TASKS TO PERFORM -
**a)** Print the passage of the blue dream forum thread starting with "# Blue dream" and going on through "buds and plants.".
**b)** In the blue dream forum thread, what male did jcdws602 cross into the blue dream?
**c)** Check each statement against the blue dream forum thread. Answer yes or no and quote the deciding words.
(i) The plant in shaggy340's first pic was the sativa pheno.
(ii) Diabolical666 put more blue dream into flower last month.
(iii) jcdws602 considers the crosses made from the cut to be better than the cut itself.

DOCUMENT TEXT -
# Blue dream appreciation thread



## shaggy340 (Dec 24, 2014)

Here's a pic of some dank blue dream my girls dad grew it was the sativa pheno fan leaves where super thin post pics of your blue dream buds and plants.


----------



## jcdws602 (Dec 24, 2014)

Man I had that cut but got rid of her after 2 years of growing her.....she was good to me but I have to admit I got tired of smoking the dream...........I did cross my bubba master male into her and have had mostly gems pop out of those beans........I got a whole bunch of seeds from that cross.


----------



## Diabolical666 (Dec 24, 2014)

sativa dom...I would have kept that one going. B.D. is a crowd pleaser...mine have looked like its rolled in powdered sugar. Just harvested some and put more into flower last week


----------



## jcdws602 (Dec 24, 2014)

Yeah she is a gem to say the least but I was ready to move on plus the crosses I made are better imo.


----------



## rory420420 (Dec 24, 2014)

Diabolical666 said:


> sativa dom...I would have kept that one going. B.D. is a crowd pleaser...mine have looked like its rolled in powdered sugar. Just harvested some and put more into flower last week



Original cut.


----------



## shaggy340 (Dec 24, 2014)

rory420420 said:


> View attachment 3319213
> Original cut.


looks sexy man.


----------



## bf80255 (Dec 24, 2014)

Blue dream original cut


----------



## rory420420 (Dec 24, 2014)

Nice,but I don't see the double searration...


----------



## racerboy71 (Dec 24, 2014)

rory420420 said:


> View attachment 3319213
> Original cut.


 where'd you get that thing from??

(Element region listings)
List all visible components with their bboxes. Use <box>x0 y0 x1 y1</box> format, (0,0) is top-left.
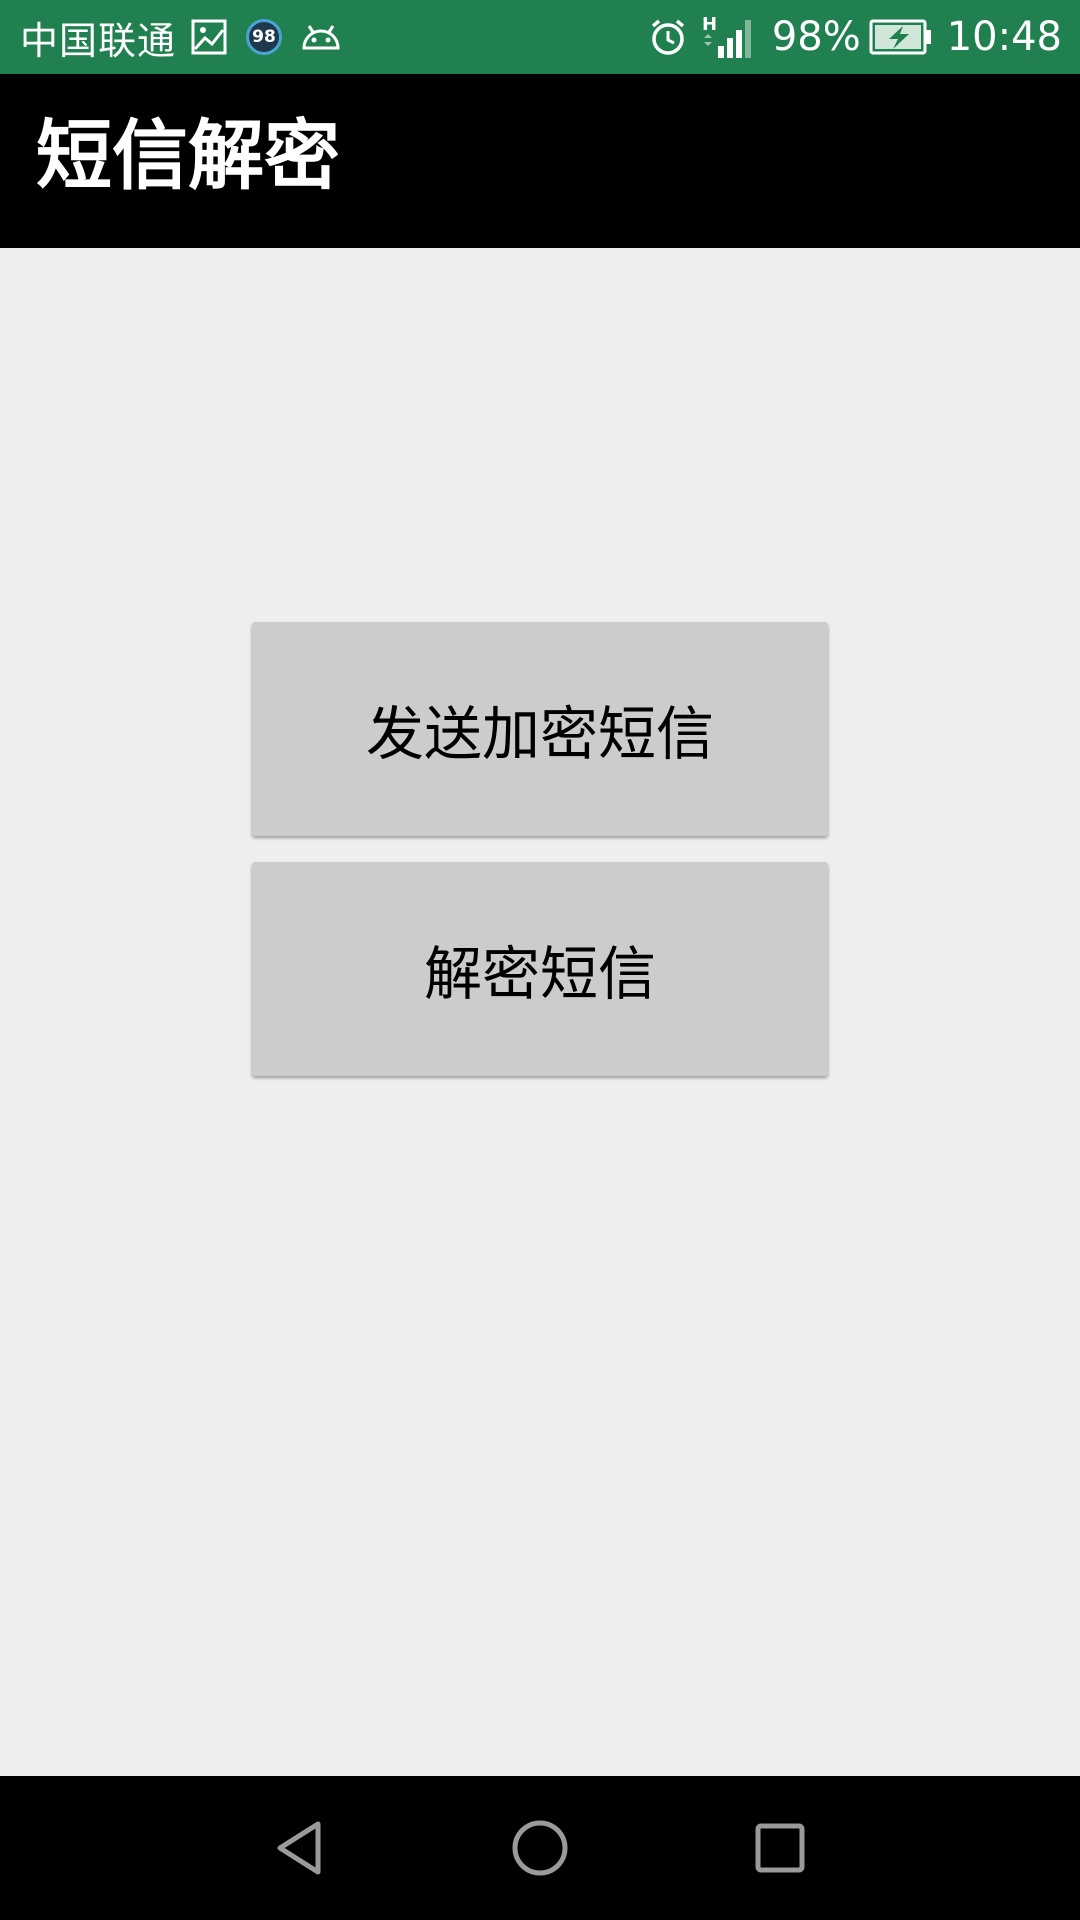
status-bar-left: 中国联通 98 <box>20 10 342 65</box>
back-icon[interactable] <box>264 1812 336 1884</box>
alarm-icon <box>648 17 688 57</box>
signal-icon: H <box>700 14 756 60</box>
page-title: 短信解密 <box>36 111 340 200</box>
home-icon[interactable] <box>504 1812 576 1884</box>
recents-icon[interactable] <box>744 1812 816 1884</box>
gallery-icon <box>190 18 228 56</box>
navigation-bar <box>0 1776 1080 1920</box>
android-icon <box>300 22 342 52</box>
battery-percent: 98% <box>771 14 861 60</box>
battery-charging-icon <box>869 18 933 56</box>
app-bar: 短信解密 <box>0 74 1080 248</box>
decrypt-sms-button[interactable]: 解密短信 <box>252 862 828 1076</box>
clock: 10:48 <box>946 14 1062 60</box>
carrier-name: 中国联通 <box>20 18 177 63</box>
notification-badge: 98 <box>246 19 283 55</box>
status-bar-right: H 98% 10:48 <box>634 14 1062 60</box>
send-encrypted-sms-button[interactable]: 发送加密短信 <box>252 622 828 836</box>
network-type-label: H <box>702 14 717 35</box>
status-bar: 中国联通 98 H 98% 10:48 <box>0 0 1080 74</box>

FINAL ANSWERS -
**a)**
# Blue dream appreciation thread



## shaggy340 (Dec 24, 2014)

Here's a pic of some dank blue dream my girls dad grew it was the sativa pheno fan leaves where super thin post pics of your blue dream buds and plants.

**b)** A bubba master male.

**c)**
(i) Yes: "it was the sativa pheno"
(ii) No: "put more into flower last week"
(iii) Yes: "the crosses I made are better imo"